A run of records
--------

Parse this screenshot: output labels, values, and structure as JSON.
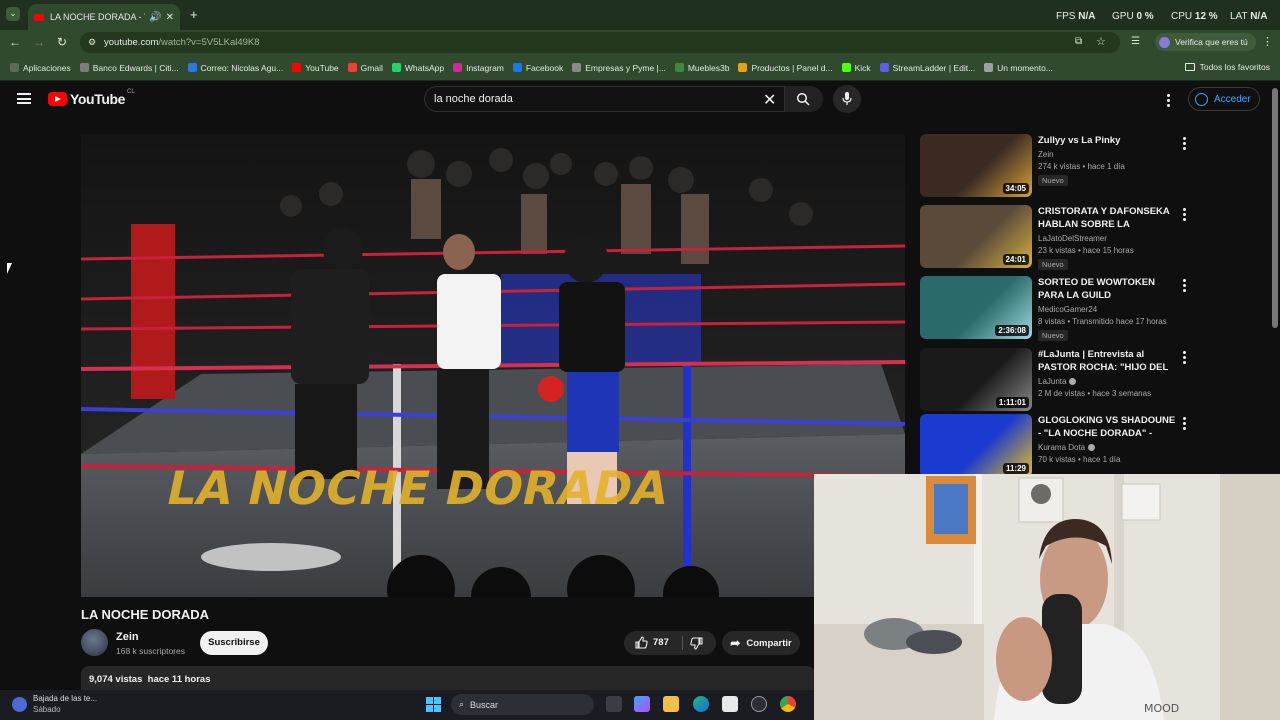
{
  "browser": {
    "tab_title": "LA NOCHE DORADA - YouTube",
    "url_host": "youtube.com",
    "url_path": "/watch?v=5V5LKal49K8",
    "profile_chip": "Verifica que eres tú",
    "stats": {
      "fps_label": "FPS",
      "fps_value": "N/A",
      "gpu_label": "GPU",
      "gpu_value": "0 %",
      "cpu_label": "CPU",
      "cpu_value": "12 %",
      "lat_label": "LAT",
      "lat_value": "N/A"
    },
    "bookmarks": [
      {
        "label": "Aplicaciones",
        "color": "#5a6b58"
      },
      {
        "label": "Banco Edwards | Citi...",
        "color": "#7d7d7d"
      },
      {
        "label": "Correo: Nicolas Agu...",
        "color": "#2b79d8"
      },
      {
        "label": "YouTube",
        "color": "#ff0000"
      },
      {
        "label": "Gmail",
        "color": "#ea4335"
      },
      {
        "label": "WhatsApp",
        "color": "#25d366"
      },
      {
        "label": "Instagram",
        "color": "#d6249f"
      },
      {
        "label": "Facebook",
        "color": "#1877f2"
      },
      {
        "label": "Empresas y Pyme |...",
        "color": "#8a8a8a"
      },
      {
        "label": "Muebles3b",
        "color": "#3d8a3d"
      },
      {
        "label": "Productos | Panel d...",
        "color": "#e0a020"
      },
      {
        "label": "Kick",
        "color": "#53fc18"
      },
      {
        "label": "StreamLadder | Edit...",
        "color": "#5b5fe0"
      },
      {
        "label": "Un momento...",
        "color": "#9aa0a6"
      }
    ],
    "all_bookmarks": "Todos los favoritos"
  },
  "youtube": {
    "logo_text": "YouTube",
    "country_code": "CL",
    "search_value": "la noche dorada",
    "login_label": "Acceder"
  },
  "video": {
    "title": "LA NOCHE DORADA",
    "channel": "Zein",
    "subscribers": "168 k suscriptores",
    "subscribe_label": "Suscribirse",
    "likes": "787",
    "share_label": "Compartir",
    "views": "9,074 vistas",
    "age": "hace 11 horas"
  },
  "recommendations": [
    {
      "title": "Zullyy vs La Pinky",
      "channel": "Zein",
      "meta": "274 k vistas • hace 1 día",
      "badge": "Nuevo",
      "duration": "34:05",
      "verified": false
    },
    {
      "title": "CRISTORATA Y DAFONSEKA HABLAN SOBRE LA DERROTA ...",
      "channel": "LaJatoDelStreamer",
      "meta": "23 k vistas • hace 15 horas",
      "badge": "Nuevo",
      "duration": "24:01",
      "verified": false
    },
    {
      "title": "SORTEO DE WOWTOKEN PARA LA GUILD",
      "channel": "MedicoGamer24",
      "meta": "8 vistas • Transmitido hace 17 horas",
      "badge": "Nuevo",
      "duration": "2:36:08",
      "verified": false
    },
    {
      "title": "#LaJunta | Entrevista al PASTOR ROCHA: \"HIJO DEL J...",
      "channel": "LaJunta",
      "meta": "2 M de vistas • hace 3 semanas",
      "badge": "",
      "duration": "1:11:01",
      "verified": true
    },
    {
      "title": "GLOGLOKING VS SHADOUNE - \"LA NOCHE DORADA\" - ELZEEI...",
      "channel": "Kurama Dota",
      "meta": "70 k vistas • hace 1 día",
      "badge": "",
      "duration": "11:29",
      "verified": true
    }
  ],
  "taskbar": {
    "widget_title": "Bajada de las te...",
    "widget_sub": "Sábado",
    "search_label": "Buscar"
  },
  "colors": {
    "browser_frame": "#2f4a2c",
    "youtube_bg": "#0f0f0f",
    "accent_blue": "#3ea6ff",
    "youtube_red": "#ff0000"
  }
}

--------

**GIVEN EXERCISE**
Transcribe every line in the entries above, taking out only the images.

**WRITTEN ANSWER**
Parse this screenshot: output labels, values, and structure as JSON.
{
  "browser": {
    "tab_title": "LA NOCHE DORADA - YouTube",
    "url_host": "youtube.com",
    "url_path": "/watch?v=5V5LKal49K8",
    "profile_chip": "Verifica que eres tú",
    "stats": {
      "fps_label": "FPS",
      "fps_value": "N/A",
      "gpu_label": "GPU",
      "gpu_value": "0 %",
      "cpu_label": "CPU",
      "cpu_value": "12 %",
      "lat_label": "LAT",
      "lat_value": "N/A"
    },
    "bookmarks": [
      {
        "label": "Aplicaciones",
        "color": "#5a6b58"
      },
      {
        "label": "Banco Edwards | Citi...",
        "color": "#7d7d7d"
      },
      {
        "label": "Correo: Nicolas Agu...",
        "color": "#2b79d8"
      },
      {
        "label": "YouTube",
        "color": "#ff0000"
      },
      {
        "label": "Gmail",
        "color": "#ea4335"
      },
      {
        "label": "WhatsApp",
        "color": "#25d366"
      },
      {
        "label": "Instagram",
        "color": "#d6249f"
      },
      {
        "label": "Facebook",
        "color": "#1877f2"
      },
      {
        "label": "Empresas y Pyme |...",
        "color": "#8a8a8a"
      },
      {
        "label": "Muebles3b",
        "color": "#3d8a3d"
      },
      {
        "label": "Productos | Panel d...",
        "color": "#e0a020"
      },
      {
        "label": "Kick",
        "color": "#53fc18"
      },
      {
        "label": "StreamLadder | Edit...",
        "color": "#5b5fe0"
      },
      {
        "label": "Un momento...",
        "color": "#9aa0a6"
      }
    ],
    "all_bookmarks": "Todos los favoritos"
  },
  "youtube": {
    "logo_text": "YouTube",
    "country_code": "CL",
    "search_value": "la noche dorada",
    "login_label": "Acceder"
  },
  "video": {
    "title": "LA NOCHE DORADA",
    "channel": "Zein",
    "subscribers": "168 k suscriptores",
    "subscribe_label": "Suscribirse",
    "likes": "787",
    "share_label": "Compartir",
    "views": "9,074 vistas",
    "age": "hace 11 horas"
  },
  "recommendations": [
    {
      "title": "Zullyy vs La Pinky",
      "channel": "Zein",
      "meta": "274 k vistas • hace 1 día",
      "badge": "Nuevo",
      "duration": "34:05",
      "verified": false
    },
    {
      "title": "CRISTORATA Y DAFONSEKA HABLAN SOBRE LA DERROTA ...",
      "channel": "LaJatoDelStreamer",
      "meta": "23 k vistas • hace 15 horas",
      "badge": "Nuevo",
      "duration": "24:01",
      "verified": false
    },
    {
      "title": "SORTEO DE WOWTOKEN PARA LA GUILD",
      "channel": "MedicoGamer24",
      "meta": "8 vistas • Transmitido hace 17 horas",
      "badge": "Nuevo",
      "duration": "2:36:08",
      "verified": false
    },
    {
      "title": "#LaJunta | Entrevista al PASTOR ROCHA: \"HIJO DEL J...",
      "channel": "LaJunta",
      "meta": "2 M de vistas • hace 3 semanas",
      "badge": "",
      "duration": "1:11:01",
      "verified": true
    },
    {
      "title": "GLOGLOKING VS SHADOUNE - \"LA NOCHE DORADA\" - ELZEEI...",
      "channel": "Kurama Dota",
      "meta": "70 k vistas • hace 1 día",
      "badge": "",
      "duration": "11:29",
      "verified": true
    }
  ],
  "taskbar": {
    "widget_title": "Bajada de las te...",
    "widget_sub": "Sábado",
    "search_label": "Buscar"
  },
  "colors": {
    "browser_frame": "#2f4a2c",
    "youtube_bg": "#0f0f0f",
    "accent_blue": "#3ea6ff",
    "youtube_red": "#ff0000"
  }
}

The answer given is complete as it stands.